» Task to carry out
Your task is to extract every line from the material below exactly.

Stored data entries
○ ○ ○ ○ ○ ○ ○

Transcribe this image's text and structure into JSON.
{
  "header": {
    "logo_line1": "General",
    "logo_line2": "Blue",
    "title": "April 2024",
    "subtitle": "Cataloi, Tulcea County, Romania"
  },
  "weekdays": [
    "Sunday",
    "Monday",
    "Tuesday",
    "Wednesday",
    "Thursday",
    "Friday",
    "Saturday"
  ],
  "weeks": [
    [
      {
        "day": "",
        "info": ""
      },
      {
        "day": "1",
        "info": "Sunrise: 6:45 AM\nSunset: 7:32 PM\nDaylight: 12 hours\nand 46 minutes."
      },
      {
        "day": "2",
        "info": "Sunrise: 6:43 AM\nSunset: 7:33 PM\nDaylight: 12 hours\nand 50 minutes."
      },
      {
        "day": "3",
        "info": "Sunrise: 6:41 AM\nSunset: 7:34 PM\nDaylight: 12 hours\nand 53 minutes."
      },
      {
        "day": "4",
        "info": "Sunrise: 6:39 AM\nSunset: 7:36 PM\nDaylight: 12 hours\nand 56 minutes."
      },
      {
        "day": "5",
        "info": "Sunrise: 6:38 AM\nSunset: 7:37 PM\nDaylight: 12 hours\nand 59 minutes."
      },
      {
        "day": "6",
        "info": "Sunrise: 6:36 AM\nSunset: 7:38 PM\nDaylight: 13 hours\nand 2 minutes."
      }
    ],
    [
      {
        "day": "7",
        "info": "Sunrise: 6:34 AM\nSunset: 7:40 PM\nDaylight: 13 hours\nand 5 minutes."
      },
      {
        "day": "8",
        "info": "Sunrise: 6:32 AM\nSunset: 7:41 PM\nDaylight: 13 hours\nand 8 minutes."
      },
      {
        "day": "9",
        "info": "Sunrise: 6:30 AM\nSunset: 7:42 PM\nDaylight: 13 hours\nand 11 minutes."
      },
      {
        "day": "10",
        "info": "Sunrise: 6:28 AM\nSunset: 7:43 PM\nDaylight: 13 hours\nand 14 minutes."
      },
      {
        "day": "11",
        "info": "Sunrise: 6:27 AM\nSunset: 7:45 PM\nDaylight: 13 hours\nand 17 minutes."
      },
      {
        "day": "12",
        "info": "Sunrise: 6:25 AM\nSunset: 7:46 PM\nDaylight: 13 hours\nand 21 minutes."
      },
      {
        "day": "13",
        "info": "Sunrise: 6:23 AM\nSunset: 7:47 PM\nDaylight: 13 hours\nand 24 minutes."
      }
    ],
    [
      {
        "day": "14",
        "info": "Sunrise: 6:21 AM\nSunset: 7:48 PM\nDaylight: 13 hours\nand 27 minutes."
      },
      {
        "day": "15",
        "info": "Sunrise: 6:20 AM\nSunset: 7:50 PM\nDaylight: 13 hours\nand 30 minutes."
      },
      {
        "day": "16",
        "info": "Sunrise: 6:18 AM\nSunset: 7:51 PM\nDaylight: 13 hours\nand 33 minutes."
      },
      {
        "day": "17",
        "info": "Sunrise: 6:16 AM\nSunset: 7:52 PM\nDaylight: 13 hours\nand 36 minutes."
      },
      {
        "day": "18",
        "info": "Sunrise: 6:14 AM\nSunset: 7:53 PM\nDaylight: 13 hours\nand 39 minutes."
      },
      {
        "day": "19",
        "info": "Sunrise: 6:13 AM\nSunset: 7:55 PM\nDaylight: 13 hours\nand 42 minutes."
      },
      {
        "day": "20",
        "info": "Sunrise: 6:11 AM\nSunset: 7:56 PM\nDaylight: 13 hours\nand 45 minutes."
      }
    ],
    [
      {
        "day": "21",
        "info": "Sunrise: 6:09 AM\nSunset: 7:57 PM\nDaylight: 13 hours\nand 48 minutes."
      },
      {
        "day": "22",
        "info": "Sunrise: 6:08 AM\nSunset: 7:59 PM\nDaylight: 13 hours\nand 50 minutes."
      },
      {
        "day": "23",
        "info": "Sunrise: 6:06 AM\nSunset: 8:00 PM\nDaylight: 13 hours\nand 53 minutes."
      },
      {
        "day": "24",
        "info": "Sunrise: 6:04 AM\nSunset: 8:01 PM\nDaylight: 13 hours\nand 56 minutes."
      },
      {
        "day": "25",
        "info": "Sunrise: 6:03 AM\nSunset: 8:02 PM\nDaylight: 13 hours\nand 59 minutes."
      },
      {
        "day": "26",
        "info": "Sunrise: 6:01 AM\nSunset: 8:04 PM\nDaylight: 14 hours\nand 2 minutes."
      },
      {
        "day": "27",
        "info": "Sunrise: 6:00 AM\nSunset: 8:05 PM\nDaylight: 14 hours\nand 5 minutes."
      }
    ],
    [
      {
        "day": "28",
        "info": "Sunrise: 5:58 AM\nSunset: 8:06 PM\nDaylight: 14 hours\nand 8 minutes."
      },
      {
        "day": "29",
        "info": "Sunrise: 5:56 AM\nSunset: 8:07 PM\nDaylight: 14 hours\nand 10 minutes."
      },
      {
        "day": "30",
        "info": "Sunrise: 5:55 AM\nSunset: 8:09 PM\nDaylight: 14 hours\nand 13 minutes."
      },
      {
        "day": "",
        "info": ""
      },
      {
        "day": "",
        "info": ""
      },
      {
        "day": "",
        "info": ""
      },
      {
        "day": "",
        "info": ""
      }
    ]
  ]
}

○ ○ ○ ○ ○ ○ ○

» Written solution
Transcribe this image's text and structure into JSON.
{
  "header": {
    "logo_line1": "General",
    "logo_line2": "Blue",
    "title": "April 2024",
    "subtitle": "Cataloi, Tulcea County, Romania"
  },
  "weekdays": [
    "Sunday",
    "Monday",
    "Tuesday",
    "Wednesday",
    "Thursday",
    "Friday",
    "Saturday"
  ],
  "weeks": [
    [
      {
        "day": "",
        "info": ""
      },
      {
        "day": "1",
        "info": "Sunrise: 6:45 AM\nSunset: 7:32 PM\nDaylight: 12 hours\nand 46 minutes."
      },
      {
        "day": "2",
        "info": "Sunrise: 6:43 AM\nSunset: 7:33 PM\nDaylight: 12 hours\nand 50 minutes."
      },
      {
        "day": "3",
        "info": "Sunrise: 6:41 AM\nSunset: 7:34 PM\nDaylight: 12 hours\nand 53 minutes."
      },
      {
        "day": "4",
        "info": "Sunrise: 6:39 AM\nSunset: 7:36 PM\nDaylight: 12 hours\nand 56 minutes."
      },
      {
        "day": "5",
        "info": "Sunrise: 6:38 AM\nSunset: 7:37 PM\nDaylight: 12 hours\nand 59 minutes."
      },
      {
        "day": "6",
        "info": "Sunrise: 6:36 AM\nSunset: 7:38 PM\nDaylight: 13 hours\nand 2 minutes."
      }
    ],
    [
      {
        "day": "7",
        "info": "Sunrise: 6:34 AM\nSunset: 7:40 PM\nDaylight: 13 hours\nand 5 minutes."
      },
      {
        "day": "8",
        "info": "Sunrise: 6:32 AM\nSunset: 7:41 PM\nDaylight: 13 hours\nand 8 minutes."
      },
      {
        "day": "9",
        "info": "Sunrise: 6:30 AM\nSunset: 7:42 PM\nDaylight: 13 hours\nand 11 minutes."
      },
      {
        "day": "10",
        "info": "Sunrise: 6:28 AM\nSunset: 7:43 PM\nDaylight: 13 hours\nand 14 minutes."
      },
      {
        "day": "11",
        "info": "Sunrise: 6:27 AM\nSunset: 7:45 PM\nDaylight: 13 hours\nand 17 minutes."
      },
      {
        "day": "12",
        "info": "Sunrise: 6:25 AM\nSunset: 7:46 PM\nDaylight: 13 hours\nand 21 minutes."
      },
      {
        "day": "13",
        "info": "Sunrise: 6:23 AM\nSunset: 7:47 PM\nDaylight: 13 hours\nand 24 minutes."
      }
    ],
    [
      {
        "day": "14",
        "info": "Sunrise: 6:21 AM\nSunset: 7:48 PM\nDaylight: 13 hours\nand 27 minutes."
      },
      {
        "day": "15",
        "info": "Sunrise: 6:20 AM\nSunset: 7:50 PM\nDaylight: 13 hours\nand 30 minutes."
      },
      {
        "day": "16",
        "info": "Sunrise: 6:18 AM\nSunset: 7:51 PM\nDaylight: 13 hours\nand 33 minutes."
      },
      {
        "day": "17",
        "info": "Sunrise: 6:16 AM\nSunset: 7:52 PM\nDaylight: 13 hours\nand 36 minutes."
      },
      {
        "day": "18",
        "info": "Sunrise: 6:14 AM\nSunset: 7:53 PM\nDaylight: 13 hours\nand 39 minutes."
      },
      {
        "day": "19",
        "info": "Sunrise: 6:13 AM\nSunset: 7:55 PM\nDaylight: 13 hours\nand 42 minutes."
      },
      {
        "day": "20",
        "info": "Sunrise: 6:11 AM\nSunset: 7:56 PM\nDaylight: 13 hours\nand 45 minutes."
      }
    ],
    [
      {
        "day": "21",
        "info": "Sunrise: 6:09 AM\nSunset: 7:57 PM\nDaylight: 13 hours\nand 48 minutes."
      },
      {
        "day": "22",
        "info": "Sunrise: 6:08 AM\nSunset: 7:59 PM\nDaylight: 13 hours\nand 50 minutes."
      },
      {
        "day": "23",
        "info": "Sunrise: 6:06 AM\nSunset: 8:00 PM\nDaylight: 13 hours\nand 53 minutes."
      },
      {
        "day": "24",
        "info": "Sunrise: 6:04 AM\nSunset: 8:01 PM\nDaylight: 13 hours\nand 56 minutes."
      },
      {
        "day": "25",
        "info": "Sunrise: 6:03 AM\nSunset: 8:02 PM\nDaylight: 13 hours\nand 59 minutes."
      },
      {
        "day": "26",
        "info": "Sunrise: 6:01 AM\nSunset: 8:04 PM\nDaylight: 14 hours\nand 2 minutes."
      },
      {
        "day": "27",
        "info": "Sunrise: 6:00 AM\nSunset: 8:05 PM\nDaylight: 14 hours\nand 5 minutes."
      }
    ],
    [
      {
        "day": "28",
        "info": "Sunrise: 5:58 AM\nSunset: 8:06 PM\nDaylight: 14 hours\nand 8 minutes."
      },
      {
        "day": "29",
        "info": "Sunrise: 5:56 AM\nSunset: 8:07 PM\nDaylight: 14 hours\nand 10 minutes."
      },
      {
        "day": "30",
        "info": "Sunrise: 5:55 AM\nSunset: 8:09 PM\nDaylight: 14 hours\nand 13 minutes."
      },
      {
        "day": "",
        "info": ""
      },
      {
        "day": "",
        "info": ""
      },
      {
        "day": "",
        "info": ""
      },
      {
        "day": "",
        "info": ""
      }
    ]
  ]
}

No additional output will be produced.